---------- Records supplied

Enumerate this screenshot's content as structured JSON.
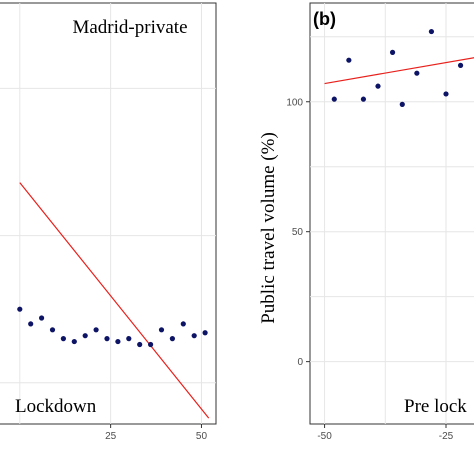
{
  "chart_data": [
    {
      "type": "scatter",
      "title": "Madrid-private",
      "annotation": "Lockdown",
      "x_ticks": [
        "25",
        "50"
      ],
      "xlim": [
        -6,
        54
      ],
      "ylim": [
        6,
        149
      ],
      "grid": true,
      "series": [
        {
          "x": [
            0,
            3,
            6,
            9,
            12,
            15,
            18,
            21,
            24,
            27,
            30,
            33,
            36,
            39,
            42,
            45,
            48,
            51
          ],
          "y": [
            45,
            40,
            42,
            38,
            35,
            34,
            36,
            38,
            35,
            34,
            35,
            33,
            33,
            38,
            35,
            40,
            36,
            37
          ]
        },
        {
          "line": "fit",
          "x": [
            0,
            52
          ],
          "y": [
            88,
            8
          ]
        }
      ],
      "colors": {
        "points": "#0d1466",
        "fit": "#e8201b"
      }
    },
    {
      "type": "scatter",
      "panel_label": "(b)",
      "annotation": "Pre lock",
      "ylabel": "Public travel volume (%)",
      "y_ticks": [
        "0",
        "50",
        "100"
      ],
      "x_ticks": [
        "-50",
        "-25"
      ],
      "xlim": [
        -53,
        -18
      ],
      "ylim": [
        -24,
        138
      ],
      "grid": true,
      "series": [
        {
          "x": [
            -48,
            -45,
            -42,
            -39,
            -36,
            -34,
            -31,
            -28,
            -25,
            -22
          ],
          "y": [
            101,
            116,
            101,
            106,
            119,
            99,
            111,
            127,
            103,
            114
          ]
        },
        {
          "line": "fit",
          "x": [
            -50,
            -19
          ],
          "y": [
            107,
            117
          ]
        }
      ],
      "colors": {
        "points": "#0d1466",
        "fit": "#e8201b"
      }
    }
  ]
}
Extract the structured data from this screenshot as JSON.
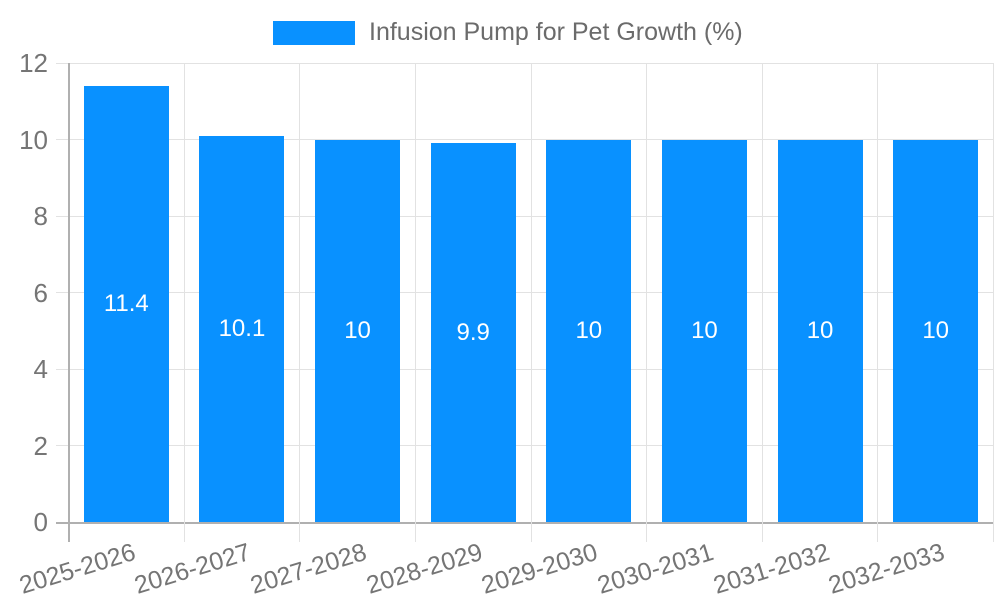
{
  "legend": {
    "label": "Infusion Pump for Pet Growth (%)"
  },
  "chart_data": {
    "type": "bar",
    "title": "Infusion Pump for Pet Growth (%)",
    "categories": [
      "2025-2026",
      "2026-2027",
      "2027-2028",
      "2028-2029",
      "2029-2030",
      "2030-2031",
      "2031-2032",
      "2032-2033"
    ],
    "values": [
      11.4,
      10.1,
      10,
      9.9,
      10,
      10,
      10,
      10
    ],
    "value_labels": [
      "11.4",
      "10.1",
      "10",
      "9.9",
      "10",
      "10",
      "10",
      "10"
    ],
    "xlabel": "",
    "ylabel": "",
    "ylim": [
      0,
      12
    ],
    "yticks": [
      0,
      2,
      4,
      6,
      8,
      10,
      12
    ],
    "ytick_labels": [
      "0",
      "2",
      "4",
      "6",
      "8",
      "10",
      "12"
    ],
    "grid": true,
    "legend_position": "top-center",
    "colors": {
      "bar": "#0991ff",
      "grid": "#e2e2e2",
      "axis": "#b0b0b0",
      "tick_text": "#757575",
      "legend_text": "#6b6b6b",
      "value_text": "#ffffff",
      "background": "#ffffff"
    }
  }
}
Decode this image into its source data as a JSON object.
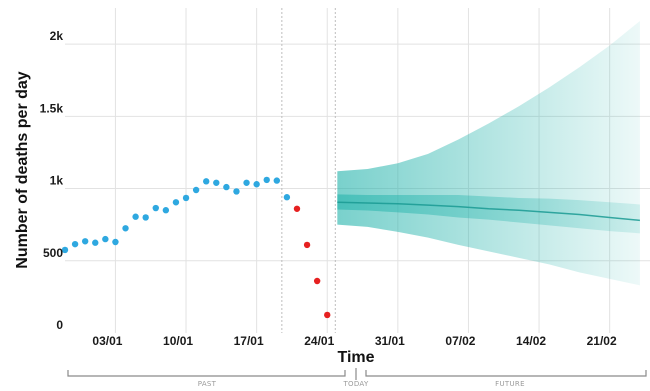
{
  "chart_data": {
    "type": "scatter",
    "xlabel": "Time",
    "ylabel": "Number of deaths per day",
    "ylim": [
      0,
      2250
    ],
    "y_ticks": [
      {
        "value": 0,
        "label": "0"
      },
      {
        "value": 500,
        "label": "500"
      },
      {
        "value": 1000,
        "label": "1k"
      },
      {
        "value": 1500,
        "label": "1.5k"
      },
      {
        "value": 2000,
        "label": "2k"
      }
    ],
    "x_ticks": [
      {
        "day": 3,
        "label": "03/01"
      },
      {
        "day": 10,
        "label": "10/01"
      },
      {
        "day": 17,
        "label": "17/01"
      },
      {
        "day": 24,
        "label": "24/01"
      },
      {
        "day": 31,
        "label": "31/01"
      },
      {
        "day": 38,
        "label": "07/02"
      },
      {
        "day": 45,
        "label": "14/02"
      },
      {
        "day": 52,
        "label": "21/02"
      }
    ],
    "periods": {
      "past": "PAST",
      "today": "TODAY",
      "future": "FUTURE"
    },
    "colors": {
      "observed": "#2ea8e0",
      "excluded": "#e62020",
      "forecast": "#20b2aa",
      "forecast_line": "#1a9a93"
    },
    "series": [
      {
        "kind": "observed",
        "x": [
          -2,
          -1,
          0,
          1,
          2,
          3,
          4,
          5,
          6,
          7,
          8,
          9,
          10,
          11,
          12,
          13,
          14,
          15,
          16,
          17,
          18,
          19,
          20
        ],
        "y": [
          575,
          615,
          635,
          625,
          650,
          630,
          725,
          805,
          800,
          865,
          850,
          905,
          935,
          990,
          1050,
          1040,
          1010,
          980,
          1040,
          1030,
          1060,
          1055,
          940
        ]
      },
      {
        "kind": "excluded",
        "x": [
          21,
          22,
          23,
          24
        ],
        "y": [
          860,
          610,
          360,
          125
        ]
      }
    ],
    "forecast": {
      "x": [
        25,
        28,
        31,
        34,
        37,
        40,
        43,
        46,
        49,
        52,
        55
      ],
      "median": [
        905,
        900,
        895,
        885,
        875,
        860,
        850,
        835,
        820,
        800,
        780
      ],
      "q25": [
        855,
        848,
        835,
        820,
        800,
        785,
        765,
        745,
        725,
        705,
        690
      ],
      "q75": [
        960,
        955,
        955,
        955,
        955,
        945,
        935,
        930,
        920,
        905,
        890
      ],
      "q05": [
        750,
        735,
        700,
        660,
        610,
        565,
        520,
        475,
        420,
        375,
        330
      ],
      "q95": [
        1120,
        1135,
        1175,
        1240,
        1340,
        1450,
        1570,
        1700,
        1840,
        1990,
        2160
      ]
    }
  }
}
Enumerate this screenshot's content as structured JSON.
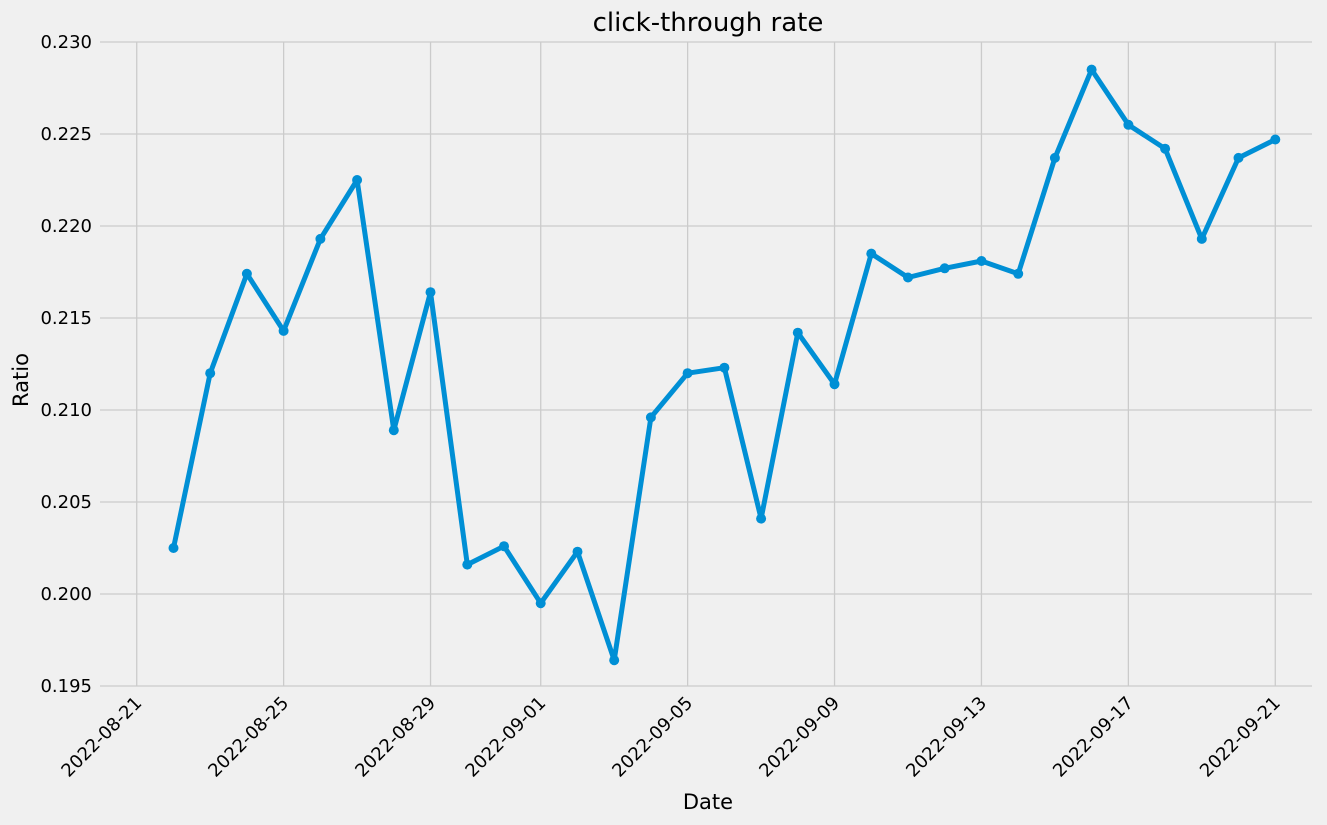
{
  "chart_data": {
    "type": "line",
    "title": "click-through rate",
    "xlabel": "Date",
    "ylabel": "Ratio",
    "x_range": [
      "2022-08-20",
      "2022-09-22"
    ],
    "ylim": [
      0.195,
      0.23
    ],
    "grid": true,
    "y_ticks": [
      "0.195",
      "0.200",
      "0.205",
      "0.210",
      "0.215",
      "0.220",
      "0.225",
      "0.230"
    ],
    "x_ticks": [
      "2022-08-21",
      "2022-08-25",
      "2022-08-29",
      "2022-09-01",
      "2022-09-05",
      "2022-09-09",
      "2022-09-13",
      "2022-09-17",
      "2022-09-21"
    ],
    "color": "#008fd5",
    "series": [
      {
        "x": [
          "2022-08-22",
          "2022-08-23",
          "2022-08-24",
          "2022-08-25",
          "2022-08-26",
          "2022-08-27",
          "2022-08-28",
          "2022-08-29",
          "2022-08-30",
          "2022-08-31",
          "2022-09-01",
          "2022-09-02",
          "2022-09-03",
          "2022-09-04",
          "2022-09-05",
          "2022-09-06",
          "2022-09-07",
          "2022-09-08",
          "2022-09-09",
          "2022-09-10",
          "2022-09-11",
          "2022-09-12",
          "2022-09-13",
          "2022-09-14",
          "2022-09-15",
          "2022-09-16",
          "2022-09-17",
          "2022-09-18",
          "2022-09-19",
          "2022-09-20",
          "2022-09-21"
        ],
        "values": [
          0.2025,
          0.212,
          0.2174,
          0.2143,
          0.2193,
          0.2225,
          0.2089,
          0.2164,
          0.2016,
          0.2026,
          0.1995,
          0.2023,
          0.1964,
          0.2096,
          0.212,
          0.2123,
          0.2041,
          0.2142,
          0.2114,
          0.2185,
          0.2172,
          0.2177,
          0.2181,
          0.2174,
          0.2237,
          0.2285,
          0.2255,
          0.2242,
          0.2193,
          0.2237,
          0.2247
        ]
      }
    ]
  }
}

--------------------

### Work to do
Determine how many lines above contain "JSON" as a word or string. Give the number alone.

### Response to the task
4